Start of Extracted data

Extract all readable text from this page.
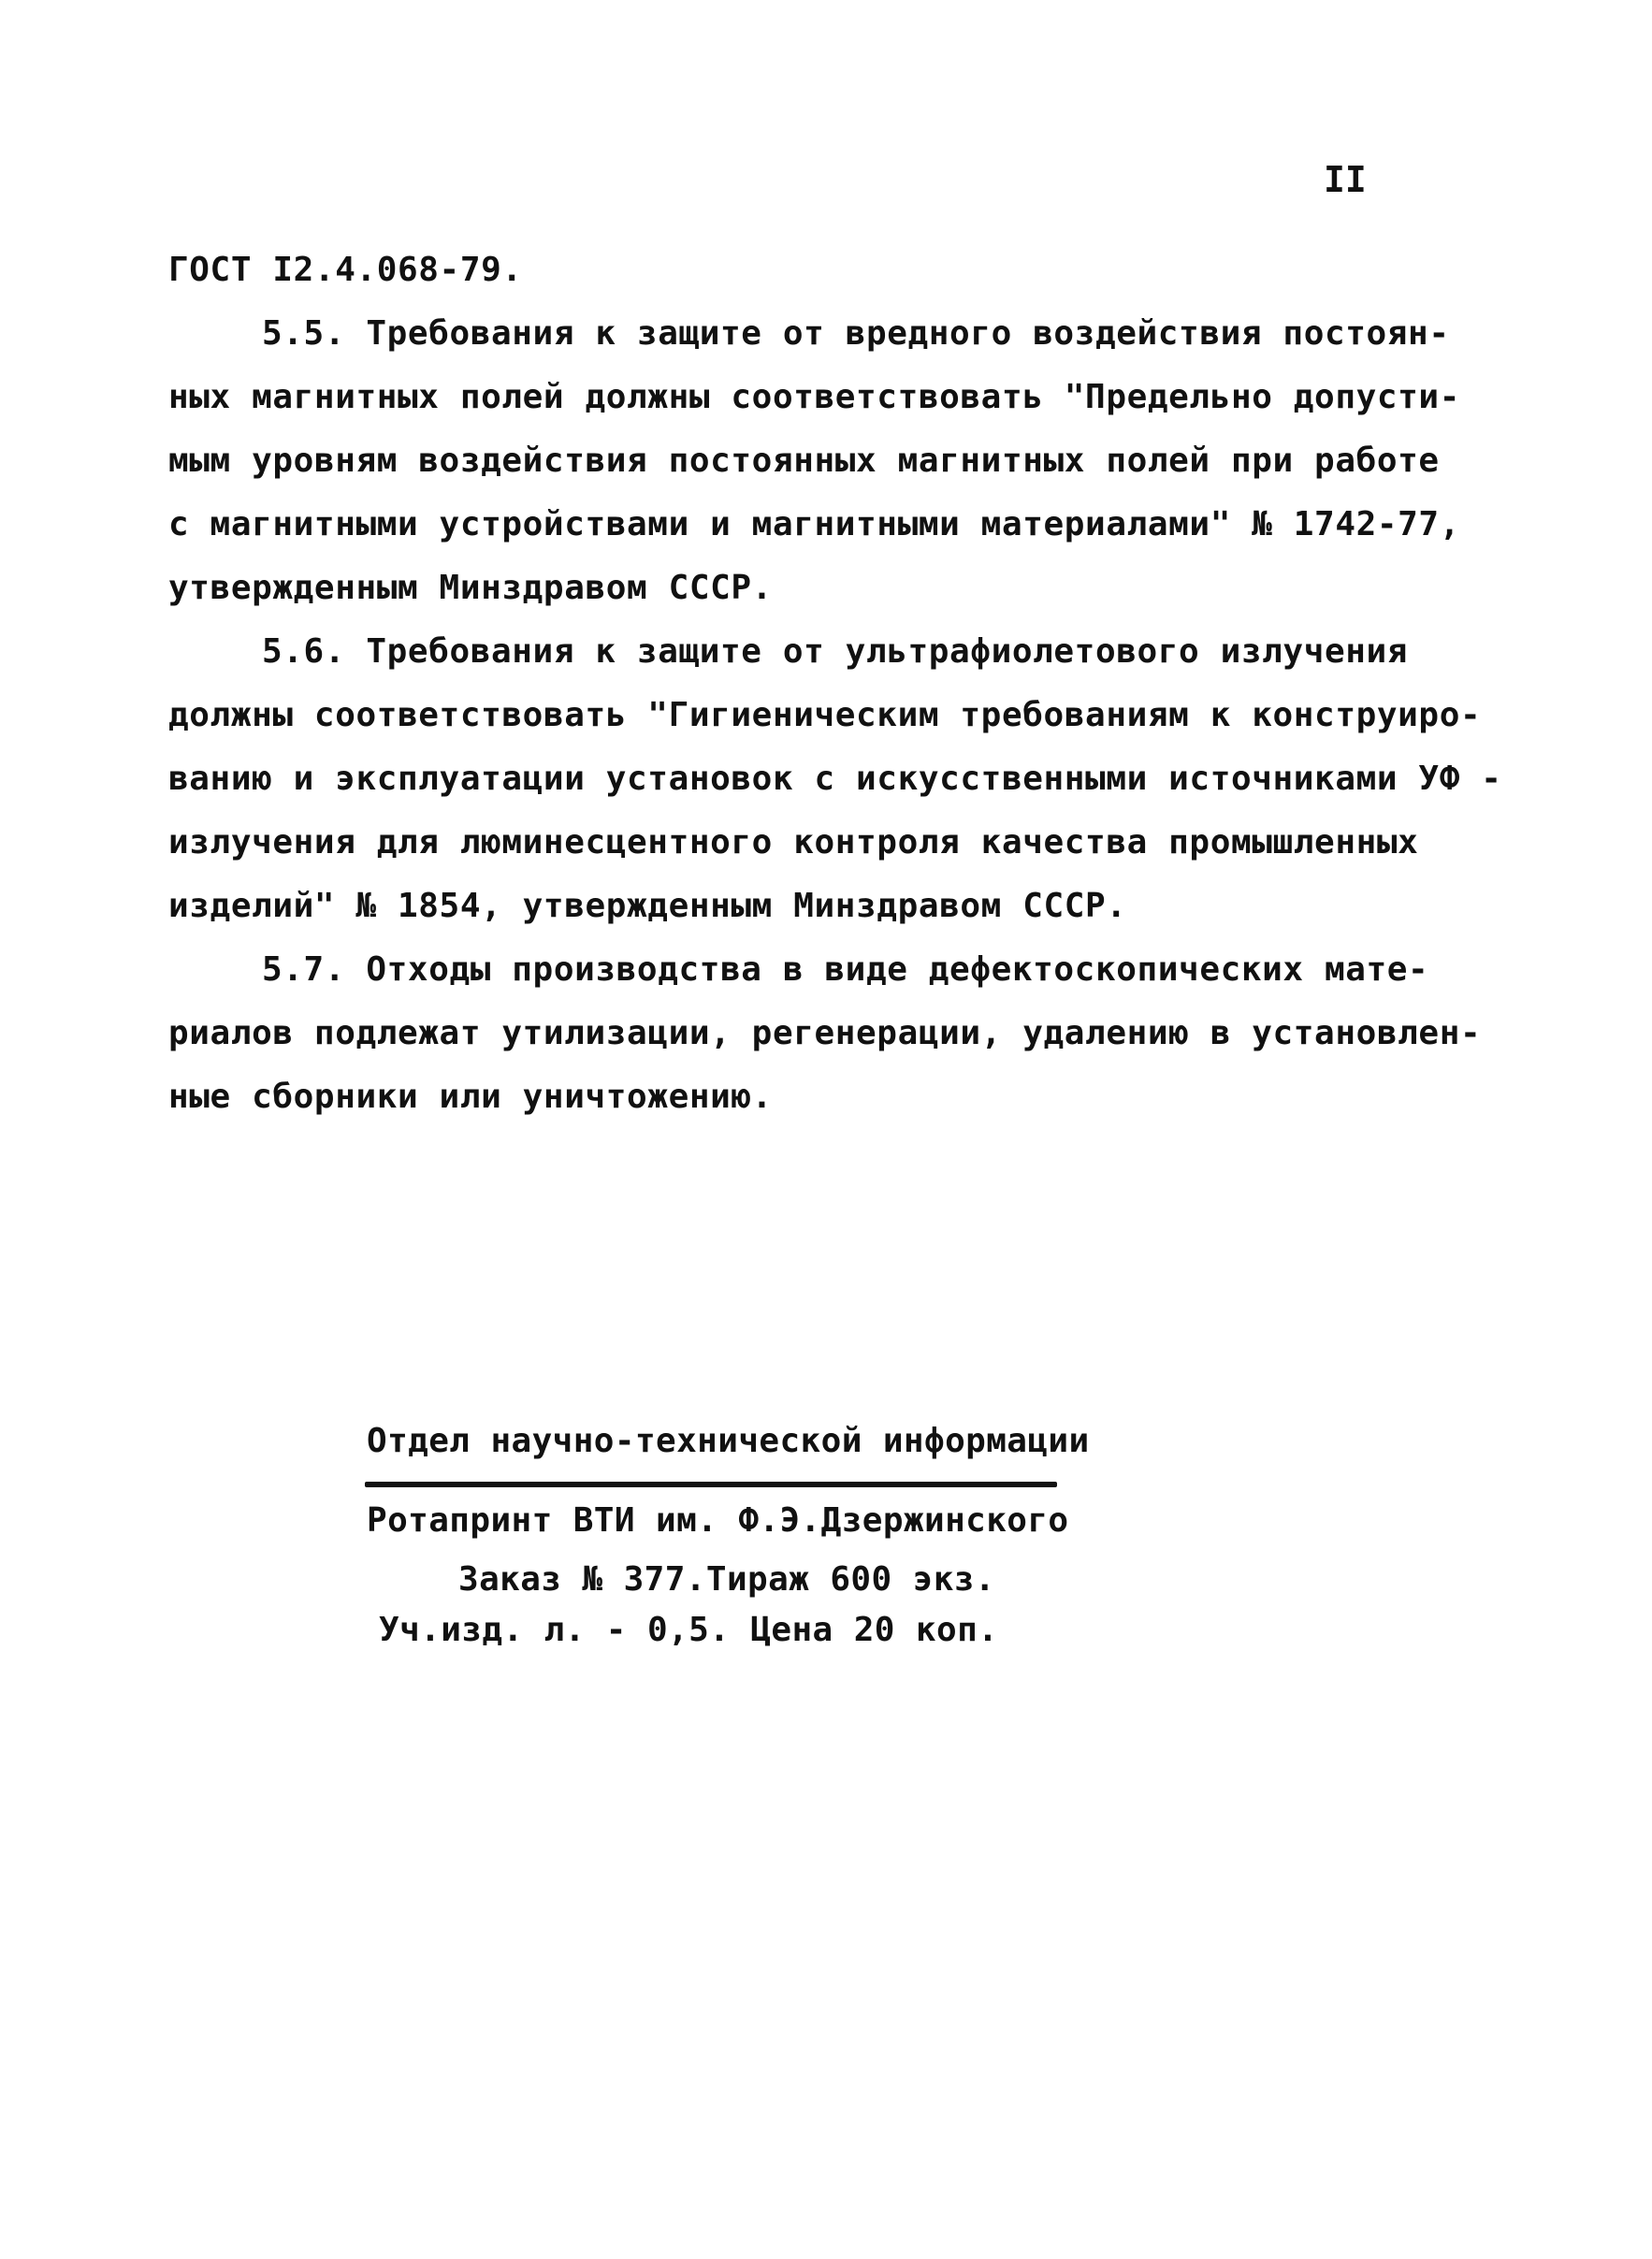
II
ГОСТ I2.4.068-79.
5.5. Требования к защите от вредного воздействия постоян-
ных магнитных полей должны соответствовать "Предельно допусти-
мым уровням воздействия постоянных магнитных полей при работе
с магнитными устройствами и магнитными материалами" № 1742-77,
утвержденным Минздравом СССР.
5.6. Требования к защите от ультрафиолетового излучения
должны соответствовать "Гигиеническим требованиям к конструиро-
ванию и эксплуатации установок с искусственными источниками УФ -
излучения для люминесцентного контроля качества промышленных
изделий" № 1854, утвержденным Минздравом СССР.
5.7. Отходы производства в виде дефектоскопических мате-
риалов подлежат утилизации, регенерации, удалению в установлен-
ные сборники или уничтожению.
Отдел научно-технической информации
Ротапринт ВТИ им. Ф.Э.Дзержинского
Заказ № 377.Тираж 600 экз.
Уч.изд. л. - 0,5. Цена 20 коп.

End of Extracted data

Set exercise:
Repeat the entries exactly and keep the pictures out of the copy.

Result for this exercise:
Extract all readable text from this page.
II
ГОСТ I2.4.068-79.
5.5. Требования к защите от вредного воздействия постоян-
ных магнитных полей должны соответствовать "Предельно допусти-
мым уровням воздействия постоянных магнитных полей при работе
с магнитными устройствами и магнитными материалами" № 1742-77,
утвержденным Минздравом СССР.
5.6. Требования к защите от ультрафиолетового излучения
должны соответствовать "Гигиеническим требованиям к конструиро-
ванию и эксплуатации установок с искусственными источниками УФ -
излучения для люминесцентного контроля качества промышленных
изделий" № 1854, утвержденным Минздравом СССР.
5.7. Отходы производства в виде дефектоскопических мате-
риалов подлежат утилизации, регенерации, удалению в установлен-
ные сборники или уничтожению.
Отдел научно-технической информации
Ротапринт ВТИ им. Ф.Э.Дзержинского
Заказ № 377.Тираж 600 экз.
Уч.изд. л. - 0,5. Цена 20 коп.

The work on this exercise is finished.